Top of Document passage
In this case, we meet a female patient who suffered numerous injuries in a car accident years ago, resulting in painful nerve conditions that persisted until she came to the Institute for Nerve Medicine for treatment.
Case History: This is a female that presented with left occipital pain for the past seven years in addition to left and right forearm pain for the past four weeks.
The patient was involved in a motor vehicle accident in 1996 that resulted in severe whiplash laterally. She notes that following the injury she developed left neck pain with radiating upper extremity pain; however, she was diagnosed with stress and referred for stress reduction.
However, in June of 1998 she began developing severe headaches, vertigo and weakness in the left hand. She was diagnosed with herniated disc at C3, C5 and C6 levels. In July of 1998 she underwent a C3-C4 and C6-C7 left posterior foraminotomy. It is not known exactly what happened during this surgery, but it is a possibility that he severed her vertebral artery.
Following the surgery she had significant aphasia that has been persistent most noticeably exacerbated with increased pain. She had significant swelling and no relief of the pain. She continued to have followup and in June of 1999 had a second surgery for a C6-C7 left anterior foraminotomy. Following this surgery she had six months of relief from the pain she was experiencing in the C6 distribution; however, she suffered some trauma to her esophagus.
In 2002 the patient obtained a second opinion and was recommended for a C5-C6, C6-C7 fusion, as well as a left ulnar transposition. Following the surgery the patient had a significant relief of her neck and shoulder pain and also the forearm and hand pain. However, she continued with persistent left occipital pain and intermittent dropping of items with her left hand. In 2003 to 2005 she persisted with upper neck pain and occipital pain further evaluation led to a recommendation for a C3-C4, C4-C5 fusion and in December of 2005 she underwent a C3-C4, C4-C5 anterior fusion. Following the surgery she had an increase in her pain level that continues to be persistent.
Bottom of Document passage
■ **Task requirements**
According to the case history, what surgery did the patient have in December of 2005?
Top of Data listing
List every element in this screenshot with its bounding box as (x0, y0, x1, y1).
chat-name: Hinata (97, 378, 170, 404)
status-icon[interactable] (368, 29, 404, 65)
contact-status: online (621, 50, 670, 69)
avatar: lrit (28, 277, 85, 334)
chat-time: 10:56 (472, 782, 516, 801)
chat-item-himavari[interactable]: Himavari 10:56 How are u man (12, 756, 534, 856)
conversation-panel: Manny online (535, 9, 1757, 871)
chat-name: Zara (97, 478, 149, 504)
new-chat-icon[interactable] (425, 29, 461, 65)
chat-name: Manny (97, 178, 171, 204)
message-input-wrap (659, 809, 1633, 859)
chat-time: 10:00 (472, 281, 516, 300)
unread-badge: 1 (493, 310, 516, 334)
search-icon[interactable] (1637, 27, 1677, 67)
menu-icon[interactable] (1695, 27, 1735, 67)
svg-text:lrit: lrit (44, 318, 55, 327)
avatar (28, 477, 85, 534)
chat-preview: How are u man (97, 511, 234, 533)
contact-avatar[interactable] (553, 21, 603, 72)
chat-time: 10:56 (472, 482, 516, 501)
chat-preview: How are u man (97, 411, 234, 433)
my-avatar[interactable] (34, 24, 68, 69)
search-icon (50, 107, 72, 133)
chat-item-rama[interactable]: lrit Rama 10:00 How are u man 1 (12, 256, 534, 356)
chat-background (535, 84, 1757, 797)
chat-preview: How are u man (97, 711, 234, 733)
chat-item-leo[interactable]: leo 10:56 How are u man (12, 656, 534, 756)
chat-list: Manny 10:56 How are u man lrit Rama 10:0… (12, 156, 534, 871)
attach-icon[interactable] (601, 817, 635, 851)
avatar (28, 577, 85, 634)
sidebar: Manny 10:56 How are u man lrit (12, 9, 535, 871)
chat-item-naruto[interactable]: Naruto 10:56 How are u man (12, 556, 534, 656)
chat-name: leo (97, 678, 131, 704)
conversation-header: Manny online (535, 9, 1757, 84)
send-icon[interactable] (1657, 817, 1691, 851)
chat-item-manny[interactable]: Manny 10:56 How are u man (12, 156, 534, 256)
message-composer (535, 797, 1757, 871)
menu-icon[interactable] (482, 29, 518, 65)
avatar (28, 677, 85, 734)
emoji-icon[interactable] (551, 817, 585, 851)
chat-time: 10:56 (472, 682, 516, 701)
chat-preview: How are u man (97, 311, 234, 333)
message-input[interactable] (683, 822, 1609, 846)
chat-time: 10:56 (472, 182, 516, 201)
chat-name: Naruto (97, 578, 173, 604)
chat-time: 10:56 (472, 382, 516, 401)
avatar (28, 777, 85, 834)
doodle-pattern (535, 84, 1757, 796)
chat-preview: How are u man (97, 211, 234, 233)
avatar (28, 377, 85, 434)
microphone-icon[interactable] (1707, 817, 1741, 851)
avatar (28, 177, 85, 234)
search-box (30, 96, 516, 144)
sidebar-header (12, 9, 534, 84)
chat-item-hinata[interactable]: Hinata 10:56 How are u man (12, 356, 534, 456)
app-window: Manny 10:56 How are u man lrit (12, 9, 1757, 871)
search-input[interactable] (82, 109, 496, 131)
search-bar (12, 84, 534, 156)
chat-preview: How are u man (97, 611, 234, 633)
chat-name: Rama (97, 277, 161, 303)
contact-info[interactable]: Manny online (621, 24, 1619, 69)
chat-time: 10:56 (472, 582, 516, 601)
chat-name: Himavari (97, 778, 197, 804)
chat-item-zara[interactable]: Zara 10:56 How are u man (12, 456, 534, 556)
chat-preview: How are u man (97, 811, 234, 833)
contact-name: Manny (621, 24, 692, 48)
Bottom of Data listing
■ **Task solution**
She underwent a C3-C4, C4-C5 anterior fusion.